Exercice 1: D'après l'extrait sur la couturière Grès, quelles qualités un observateur trouve-t-il dans les robes qu'elle conçoit ? Citez-les toutes.

___ Extrait source

Dès 1934, elle lance la mode hawaiienne pour la plage ; mais elle consacre principalement ses efforts à maîtriser la science du drapé, réalisant des exercices de style dont la perfection est célèbre. Son art dans la répartition des drapés, libres ou retenus, en fin jersey de soie, spécialement tissé pour elle, lui permet de créer des robes du soir inspirées de l'Antiquité. Un observateur a dit justement qu'on trouve dans les robes conçues par elle « le respect de la féminité, la stricte architecture des lignes, la difficile économie de moyens, la dignité des attitudes et, paradoxalement, l'instinct du désir ». Alix propose des robes et des manteaux inspirés d'un certain exotisme, comme le manteau-burnous, ou les fourreaux étroitement fuselés, empruntés à l'Égypte ancienne, mais elle participe également au courant lyrique qui, à la fin des années 1930, met à la mode les robes du soir aux jupes évasées en corolle.
Au début de la guerre, elle ouvre un nouveau salon de couture, rue de la Paix (1941). Faisant une anagramme du prénom de son mari, le peintre russe Serge Czerefkov, elle baptise sa maison « Grès » ; sa première collection, présentée pendant l'occupation allemande, lui vaut de graves difficultés : elle y montre des robes bleues, blanches et rouges, et ensuite une robe qui réunit les trois couleurs du drapeau français. Les Allemands ordonnent la fermeture du salon de couture. Après sa réouverture, Mme Grès reconquiert une place de tout premier plan dans le monde fluctuant de la mode.

______
___ Données fournies

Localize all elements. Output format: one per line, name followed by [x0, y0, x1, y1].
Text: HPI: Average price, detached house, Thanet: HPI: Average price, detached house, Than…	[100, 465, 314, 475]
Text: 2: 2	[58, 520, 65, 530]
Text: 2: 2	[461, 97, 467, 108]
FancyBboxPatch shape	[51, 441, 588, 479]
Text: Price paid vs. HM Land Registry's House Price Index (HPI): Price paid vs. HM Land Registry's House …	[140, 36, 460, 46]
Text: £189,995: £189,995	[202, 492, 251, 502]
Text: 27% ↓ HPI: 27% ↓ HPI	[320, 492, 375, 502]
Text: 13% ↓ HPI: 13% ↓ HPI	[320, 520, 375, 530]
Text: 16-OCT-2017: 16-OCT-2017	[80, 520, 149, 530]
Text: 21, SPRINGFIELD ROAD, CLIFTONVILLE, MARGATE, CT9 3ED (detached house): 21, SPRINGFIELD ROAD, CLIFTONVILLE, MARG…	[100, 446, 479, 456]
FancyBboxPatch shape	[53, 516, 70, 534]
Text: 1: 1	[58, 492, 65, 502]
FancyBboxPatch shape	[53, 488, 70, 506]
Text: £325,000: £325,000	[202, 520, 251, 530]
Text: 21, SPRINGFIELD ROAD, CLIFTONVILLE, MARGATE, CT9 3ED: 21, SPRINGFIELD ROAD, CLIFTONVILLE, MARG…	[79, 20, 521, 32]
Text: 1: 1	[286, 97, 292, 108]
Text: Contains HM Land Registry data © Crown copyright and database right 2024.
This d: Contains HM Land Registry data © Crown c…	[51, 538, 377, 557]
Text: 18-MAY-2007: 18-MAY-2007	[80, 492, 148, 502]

______

Exercice 2: Donnez sous forme de liste numérotée les lignes des annotations de mise en page, depuis la toute première jusqu'à celle qui contient « Text: Contains HM », incluse. Laissez de côté les lignes vides.

Réponse rédigée 1:
- le respect de la féminité
- la stricte architecture des lignes
- la difficile économie de moyens
- la dignité des attitudes
- l'instinct du désir

Réponse rédigée 2:
1. Localize all elements. Output format: one per line, name followed by [x0, y0, x1, y1].
2. Text: HPI: Average price, detached house, Thanet: HPI: Average price, detached house, Than…	[100, 465, 314, 475]
3. Text: 2: 2	[58, 520, 65, 530]
4. Text: 2: 2	[461, 97, 467, 108]
5. FancyBboxPatch shape	[51, 441, 588, 479]
6. Text: Price paid vs. HM Land Registry's House Price Index (HPI): Price paid vs. HM Land Registry's House …	[140, 36, 460, 46]
7. Text: £189,995: £189,995	[202, 492, 251, 502]
8. Text: 27% ↓ HPI: 27% ↓ HPI	[320, 492, 375, 502]
9. Text: 13% ↓ HPI: 13% ↓ HPI	[320, 520, 375, 530]
10. Text: 16-OCT-2017: 16-OCT-2017	[80, 520, 149, 530]
11. Text: 21, SPRINGFIELD ROAD, CLIFTONVILLE, MARGATE, CT9 3ED (detached house): 21, SPRINGFIELD ROAD, CLIFTONVILLE, MARG…	[100, 446, 479, 456]
12. FancyBboxPatch shape	[53, 516, 70, 534]
13. Text: 1: 1	[58, 492, 65, 502]
14. FancyBboxPatch shape	[53, 488, 70, 506]
15. Text: £325,000: £325,000	[202, 520, 251, 530]
16. Text: 21, SPRINGFIELD ROAD, CLIFTONVILLE, MARGATE, CT9 3ED: 21, SPRINGFIELD ROAD, CLIFTONVILLE, MARG…	[79, 20, 521, 32]
17. Text: 1: 1	[286, 97, 292, 108]
18. Text: Contains HM Land Registry data © Crown copyright and database right 2024.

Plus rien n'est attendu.